[Begin ENTRIES PROVIDED]

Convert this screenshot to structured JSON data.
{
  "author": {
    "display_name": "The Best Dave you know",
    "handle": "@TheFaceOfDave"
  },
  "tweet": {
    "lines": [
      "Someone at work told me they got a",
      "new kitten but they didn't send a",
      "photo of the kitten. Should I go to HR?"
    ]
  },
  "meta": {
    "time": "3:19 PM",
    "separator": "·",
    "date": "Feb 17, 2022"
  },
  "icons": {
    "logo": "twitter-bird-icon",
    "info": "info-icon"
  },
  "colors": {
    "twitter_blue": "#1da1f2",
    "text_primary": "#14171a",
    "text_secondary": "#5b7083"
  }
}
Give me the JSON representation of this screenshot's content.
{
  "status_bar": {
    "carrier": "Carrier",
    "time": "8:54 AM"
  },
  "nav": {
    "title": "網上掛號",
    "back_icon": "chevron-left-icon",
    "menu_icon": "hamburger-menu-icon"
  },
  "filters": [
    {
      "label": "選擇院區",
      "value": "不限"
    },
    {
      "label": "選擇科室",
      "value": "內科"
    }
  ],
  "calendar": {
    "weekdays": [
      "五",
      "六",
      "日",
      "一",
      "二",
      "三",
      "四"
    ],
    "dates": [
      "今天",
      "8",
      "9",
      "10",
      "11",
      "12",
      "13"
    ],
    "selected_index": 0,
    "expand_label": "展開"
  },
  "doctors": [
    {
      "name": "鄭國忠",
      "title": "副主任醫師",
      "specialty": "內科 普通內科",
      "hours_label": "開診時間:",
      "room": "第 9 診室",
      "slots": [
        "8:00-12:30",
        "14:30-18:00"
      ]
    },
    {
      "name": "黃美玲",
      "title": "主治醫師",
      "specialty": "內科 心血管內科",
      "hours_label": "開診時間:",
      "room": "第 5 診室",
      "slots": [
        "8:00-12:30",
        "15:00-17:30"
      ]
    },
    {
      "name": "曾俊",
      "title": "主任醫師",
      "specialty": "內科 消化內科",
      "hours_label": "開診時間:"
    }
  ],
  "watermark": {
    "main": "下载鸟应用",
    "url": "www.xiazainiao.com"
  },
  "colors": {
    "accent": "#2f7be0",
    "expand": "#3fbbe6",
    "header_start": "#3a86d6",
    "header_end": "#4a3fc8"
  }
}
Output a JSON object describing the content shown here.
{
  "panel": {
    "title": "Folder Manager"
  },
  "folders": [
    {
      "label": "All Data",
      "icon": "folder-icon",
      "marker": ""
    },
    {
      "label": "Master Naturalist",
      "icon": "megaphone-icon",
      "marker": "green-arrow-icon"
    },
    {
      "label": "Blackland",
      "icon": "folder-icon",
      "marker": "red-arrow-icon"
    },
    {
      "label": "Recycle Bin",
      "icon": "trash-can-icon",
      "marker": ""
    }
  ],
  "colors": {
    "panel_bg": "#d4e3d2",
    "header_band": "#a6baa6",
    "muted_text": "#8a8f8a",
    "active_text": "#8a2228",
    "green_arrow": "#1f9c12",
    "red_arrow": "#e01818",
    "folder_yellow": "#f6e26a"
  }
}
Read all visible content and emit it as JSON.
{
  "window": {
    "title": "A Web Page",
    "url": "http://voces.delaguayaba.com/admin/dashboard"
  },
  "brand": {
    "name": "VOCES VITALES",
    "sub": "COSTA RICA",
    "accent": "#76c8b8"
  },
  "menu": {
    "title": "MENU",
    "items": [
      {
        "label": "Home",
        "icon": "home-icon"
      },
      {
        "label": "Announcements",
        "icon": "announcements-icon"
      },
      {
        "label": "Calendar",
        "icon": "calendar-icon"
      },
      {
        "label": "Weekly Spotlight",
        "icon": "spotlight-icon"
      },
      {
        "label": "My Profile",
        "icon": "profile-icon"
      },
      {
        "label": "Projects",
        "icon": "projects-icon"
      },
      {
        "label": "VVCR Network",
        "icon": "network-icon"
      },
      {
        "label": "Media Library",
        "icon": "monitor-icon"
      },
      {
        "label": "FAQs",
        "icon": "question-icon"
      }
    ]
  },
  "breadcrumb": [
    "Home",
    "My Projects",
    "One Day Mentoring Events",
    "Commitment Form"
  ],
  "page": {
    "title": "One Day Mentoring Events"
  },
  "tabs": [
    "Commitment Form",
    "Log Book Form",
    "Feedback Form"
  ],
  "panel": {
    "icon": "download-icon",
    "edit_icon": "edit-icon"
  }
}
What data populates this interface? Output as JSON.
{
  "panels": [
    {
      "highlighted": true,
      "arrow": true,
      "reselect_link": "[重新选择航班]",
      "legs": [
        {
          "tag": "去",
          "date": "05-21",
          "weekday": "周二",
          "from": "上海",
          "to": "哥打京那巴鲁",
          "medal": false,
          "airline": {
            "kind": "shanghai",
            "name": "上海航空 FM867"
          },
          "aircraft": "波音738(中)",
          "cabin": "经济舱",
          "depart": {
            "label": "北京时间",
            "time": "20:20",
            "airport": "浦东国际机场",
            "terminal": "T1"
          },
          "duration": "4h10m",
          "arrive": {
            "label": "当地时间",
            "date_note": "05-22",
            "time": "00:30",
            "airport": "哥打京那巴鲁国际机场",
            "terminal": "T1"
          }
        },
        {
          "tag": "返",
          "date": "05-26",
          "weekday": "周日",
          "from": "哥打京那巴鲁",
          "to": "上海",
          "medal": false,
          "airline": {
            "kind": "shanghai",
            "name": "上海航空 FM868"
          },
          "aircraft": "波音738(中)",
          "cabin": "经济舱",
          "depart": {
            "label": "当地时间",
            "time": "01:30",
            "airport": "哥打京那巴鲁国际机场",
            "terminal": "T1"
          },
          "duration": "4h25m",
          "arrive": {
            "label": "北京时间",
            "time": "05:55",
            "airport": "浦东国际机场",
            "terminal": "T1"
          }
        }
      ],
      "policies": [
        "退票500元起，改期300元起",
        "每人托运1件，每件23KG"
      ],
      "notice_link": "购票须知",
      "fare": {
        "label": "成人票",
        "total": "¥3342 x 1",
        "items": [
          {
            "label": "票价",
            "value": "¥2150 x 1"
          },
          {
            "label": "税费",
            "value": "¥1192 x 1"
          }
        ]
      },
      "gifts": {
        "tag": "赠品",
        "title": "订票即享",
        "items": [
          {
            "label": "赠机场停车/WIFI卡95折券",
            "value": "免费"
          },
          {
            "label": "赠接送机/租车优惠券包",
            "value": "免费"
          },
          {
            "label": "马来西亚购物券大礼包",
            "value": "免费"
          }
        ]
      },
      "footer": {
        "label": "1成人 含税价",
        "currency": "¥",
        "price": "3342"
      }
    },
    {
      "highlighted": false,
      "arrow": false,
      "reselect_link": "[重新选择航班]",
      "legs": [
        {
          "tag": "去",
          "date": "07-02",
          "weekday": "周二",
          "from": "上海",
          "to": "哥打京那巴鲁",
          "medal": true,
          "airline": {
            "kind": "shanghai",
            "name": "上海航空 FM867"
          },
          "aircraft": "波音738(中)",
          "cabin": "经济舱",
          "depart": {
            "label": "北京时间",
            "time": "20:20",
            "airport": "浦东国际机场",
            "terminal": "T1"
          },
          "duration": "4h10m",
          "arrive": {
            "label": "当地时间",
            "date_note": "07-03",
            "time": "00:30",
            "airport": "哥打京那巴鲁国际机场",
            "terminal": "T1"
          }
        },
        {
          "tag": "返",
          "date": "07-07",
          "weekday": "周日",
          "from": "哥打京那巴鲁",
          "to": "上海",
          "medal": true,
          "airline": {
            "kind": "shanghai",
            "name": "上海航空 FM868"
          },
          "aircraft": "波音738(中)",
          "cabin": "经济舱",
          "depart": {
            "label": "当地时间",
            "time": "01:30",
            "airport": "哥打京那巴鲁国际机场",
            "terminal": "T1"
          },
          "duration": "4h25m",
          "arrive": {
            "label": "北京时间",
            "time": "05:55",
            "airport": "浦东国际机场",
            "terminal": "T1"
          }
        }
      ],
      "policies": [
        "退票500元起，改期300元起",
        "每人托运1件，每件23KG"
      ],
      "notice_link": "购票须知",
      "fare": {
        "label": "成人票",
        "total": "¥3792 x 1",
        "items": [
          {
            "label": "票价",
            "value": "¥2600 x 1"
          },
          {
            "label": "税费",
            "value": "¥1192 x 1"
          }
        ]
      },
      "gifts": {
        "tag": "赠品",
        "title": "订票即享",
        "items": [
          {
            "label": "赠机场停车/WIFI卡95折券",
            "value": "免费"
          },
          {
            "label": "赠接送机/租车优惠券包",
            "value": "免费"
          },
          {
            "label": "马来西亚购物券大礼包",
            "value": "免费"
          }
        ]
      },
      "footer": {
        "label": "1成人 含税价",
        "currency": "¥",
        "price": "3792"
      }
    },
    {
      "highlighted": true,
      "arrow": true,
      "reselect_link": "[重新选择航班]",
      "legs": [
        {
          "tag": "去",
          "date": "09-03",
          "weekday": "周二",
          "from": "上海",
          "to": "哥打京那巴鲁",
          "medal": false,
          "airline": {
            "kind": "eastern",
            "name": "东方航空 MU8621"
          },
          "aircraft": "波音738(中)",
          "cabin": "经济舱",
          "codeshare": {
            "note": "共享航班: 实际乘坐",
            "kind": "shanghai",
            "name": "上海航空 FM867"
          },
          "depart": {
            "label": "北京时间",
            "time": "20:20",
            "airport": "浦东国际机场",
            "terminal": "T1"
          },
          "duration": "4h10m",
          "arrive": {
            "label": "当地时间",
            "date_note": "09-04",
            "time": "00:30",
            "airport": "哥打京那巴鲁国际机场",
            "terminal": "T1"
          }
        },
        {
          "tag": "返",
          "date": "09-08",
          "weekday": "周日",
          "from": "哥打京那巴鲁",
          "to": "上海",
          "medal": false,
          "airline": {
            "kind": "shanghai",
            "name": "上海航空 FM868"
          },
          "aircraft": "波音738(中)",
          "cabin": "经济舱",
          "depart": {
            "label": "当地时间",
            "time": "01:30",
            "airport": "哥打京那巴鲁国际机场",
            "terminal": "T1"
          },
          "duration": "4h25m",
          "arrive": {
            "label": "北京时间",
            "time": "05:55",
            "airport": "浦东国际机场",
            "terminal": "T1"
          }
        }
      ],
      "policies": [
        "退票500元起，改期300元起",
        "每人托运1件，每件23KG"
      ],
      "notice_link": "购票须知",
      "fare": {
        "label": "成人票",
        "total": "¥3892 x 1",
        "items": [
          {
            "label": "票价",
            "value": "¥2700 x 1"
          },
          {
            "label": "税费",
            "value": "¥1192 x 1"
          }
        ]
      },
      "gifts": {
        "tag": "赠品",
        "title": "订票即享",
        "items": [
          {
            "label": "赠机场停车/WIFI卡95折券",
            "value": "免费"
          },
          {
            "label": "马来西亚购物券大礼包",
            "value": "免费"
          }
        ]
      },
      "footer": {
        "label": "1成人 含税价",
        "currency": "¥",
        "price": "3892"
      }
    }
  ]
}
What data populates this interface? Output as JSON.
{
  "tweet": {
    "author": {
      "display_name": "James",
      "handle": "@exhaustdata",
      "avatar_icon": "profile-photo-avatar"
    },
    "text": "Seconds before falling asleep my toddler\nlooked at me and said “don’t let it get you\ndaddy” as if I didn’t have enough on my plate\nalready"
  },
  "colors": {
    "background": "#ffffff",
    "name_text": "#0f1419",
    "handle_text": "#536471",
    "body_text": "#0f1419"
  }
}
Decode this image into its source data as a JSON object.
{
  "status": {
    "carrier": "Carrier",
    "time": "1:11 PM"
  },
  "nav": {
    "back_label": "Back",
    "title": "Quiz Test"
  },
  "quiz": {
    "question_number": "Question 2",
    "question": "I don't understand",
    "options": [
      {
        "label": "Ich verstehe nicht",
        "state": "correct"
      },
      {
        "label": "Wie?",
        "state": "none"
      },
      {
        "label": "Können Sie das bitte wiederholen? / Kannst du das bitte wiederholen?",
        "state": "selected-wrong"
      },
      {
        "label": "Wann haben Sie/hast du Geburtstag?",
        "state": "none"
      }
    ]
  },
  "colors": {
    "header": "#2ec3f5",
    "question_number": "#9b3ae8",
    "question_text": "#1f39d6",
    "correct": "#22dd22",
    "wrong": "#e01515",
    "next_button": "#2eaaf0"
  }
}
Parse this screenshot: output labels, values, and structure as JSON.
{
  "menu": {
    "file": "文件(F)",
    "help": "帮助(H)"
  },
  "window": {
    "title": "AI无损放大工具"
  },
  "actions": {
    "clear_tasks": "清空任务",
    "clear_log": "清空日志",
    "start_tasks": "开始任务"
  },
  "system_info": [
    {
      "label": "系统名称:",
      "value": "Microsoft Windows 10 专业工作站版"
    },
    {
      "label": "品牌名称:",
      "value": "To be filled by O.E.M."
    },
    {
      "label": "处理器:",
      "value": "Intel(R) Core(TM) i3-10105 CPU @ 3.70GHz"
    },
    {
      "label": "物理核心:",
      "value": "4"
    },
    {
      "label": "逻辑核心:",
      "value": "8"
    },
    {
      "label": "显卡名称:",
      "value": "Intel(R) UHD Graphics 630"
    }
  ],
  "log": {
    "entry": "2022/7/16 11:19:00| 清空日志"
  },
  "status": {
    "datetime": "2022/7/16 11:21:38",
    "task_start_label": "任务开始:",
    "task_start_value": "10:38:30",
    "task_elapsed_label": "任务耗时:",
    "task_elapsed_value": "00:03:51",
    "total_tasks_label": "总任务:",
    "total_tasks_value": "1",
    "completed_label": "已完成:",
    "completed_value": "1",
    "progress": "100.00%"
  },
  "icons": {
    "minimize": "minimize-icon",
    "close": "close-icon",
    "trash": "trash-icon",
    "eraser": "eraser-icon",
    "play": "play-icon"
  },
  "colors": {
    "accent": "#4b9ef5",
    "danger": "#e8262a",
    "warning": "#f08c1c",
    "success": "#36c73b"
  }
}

[End ENTRIES PROVIDED]

Where a line contains the string "content", extract that line.

Give me the JSON representation of this screenshot's content.
Output a JSON object describing the content shown here.
Read all visible content and emit it as JSON.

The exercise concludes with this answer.